EXERCISE DIRECTIONS: Copy out the material below in full, but not its images.

>>

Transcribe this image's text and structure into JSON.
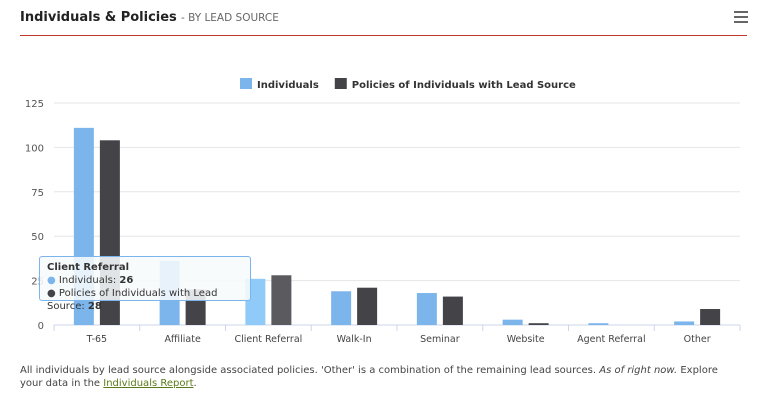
{
  "header": {
    "title": "Individuals & Policies",
    "subtitle": "- BY LEAD SOURCE"
  },
  "chart_data": {
    "type": "bar",
    "categories": [
      "T-65",
      "Affiliate",
      "Client Referral",
      "Walk-In",
      "Seminar",
      "Website",
      "Agent Referral",
      "Other"
    ],
    "series": [
      {
        "name": "Individuals",
        "color": "#7cb5ec",
        "values": [
          111,
          36,
          26,
          19,
          18,
          3,
          1,
          2
        ]
      },
      {
        "name": "Policies of Individuals with Lead Source",
        "color": "#434348",
        "values": [
          104,
          20,
          28,
          21,
          16,
          1,
          0,
          9
        ]
      }
    ],
    "yticks": [
      0,
      25,
      50,
      75,
      100,
      125
    ],
    "ylim": [
      0,
      125
    ],
    "legend": "top-center",
    "grid": true
  },
  "tooltip": {
    "title": "Client Referral",
    "line1_label": "Individuals: ",
    "line1_value": "26",
    "line2_label": "Policies of Individuals with Lead Source: ",
    "line2_value": "28"
  },
  "footer": {
    "text": "All individuals by lead source alongside associated policies. 'Other' is a combination of the remaining lead sources. ",
    "italic": "As of right now.",
    "text2": " Explore your data in the ",
    "link": "Individuals Report",
    "end": "."
  }
}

<<

ANSWER TO THE EXERCISE:
Transcribe this image's text and structure into JSON.
{
  "header": {
    "title": "Individuals & Policies",
    "subtitle": "- BY LEAD SOURCE"
  },
  "chart_data": {
    "type": "bar",
    "categories": [
      "T-65",
      "Affiliate",
      "Client Referral",
      "Walk-In",
      "Seminar",
      "Website",
      "Agent Referral",
      "Other"
    ],
    "series": [
      {
        "name": "Individuals",
        "color": "#7cb5ec",
        "values": [
          111,
          36,
          26,
          19,
          18,
          3,
          1,
          2
        ]
      },
      {
        "name": "Policies of Individuals with Lead Source",
        "color": "#434348",
        "values": [
          104,
          20,
          28,
          21,
          16,
          1,
          0,
          9
        ]
      }
    ],
    "yticks": [
      0,
      25,
      50,
      75,
      100,
      125
    ],
    "ylim": [
      0,
      125
    ],
    "legend": "top-center",
    "grid": true
  },
  "tooltip": {
    "title": "Client Referral",
    "line1_label": "Individuals: ",
    "line1_value": "26",
    "line2_label": "Policies of Individuals with Lead Source: ",
    "line2_value": "28"
  },
  "footer": {
    "text": "All individuals by lead source alongside associated policies. 'Other' is a combination of the remaining lead sources. ",
    "italic": "As of right now.",
    "text2": " Explore your data in the ",
    "link": "Individuals Report",
    "end": "."
  }
}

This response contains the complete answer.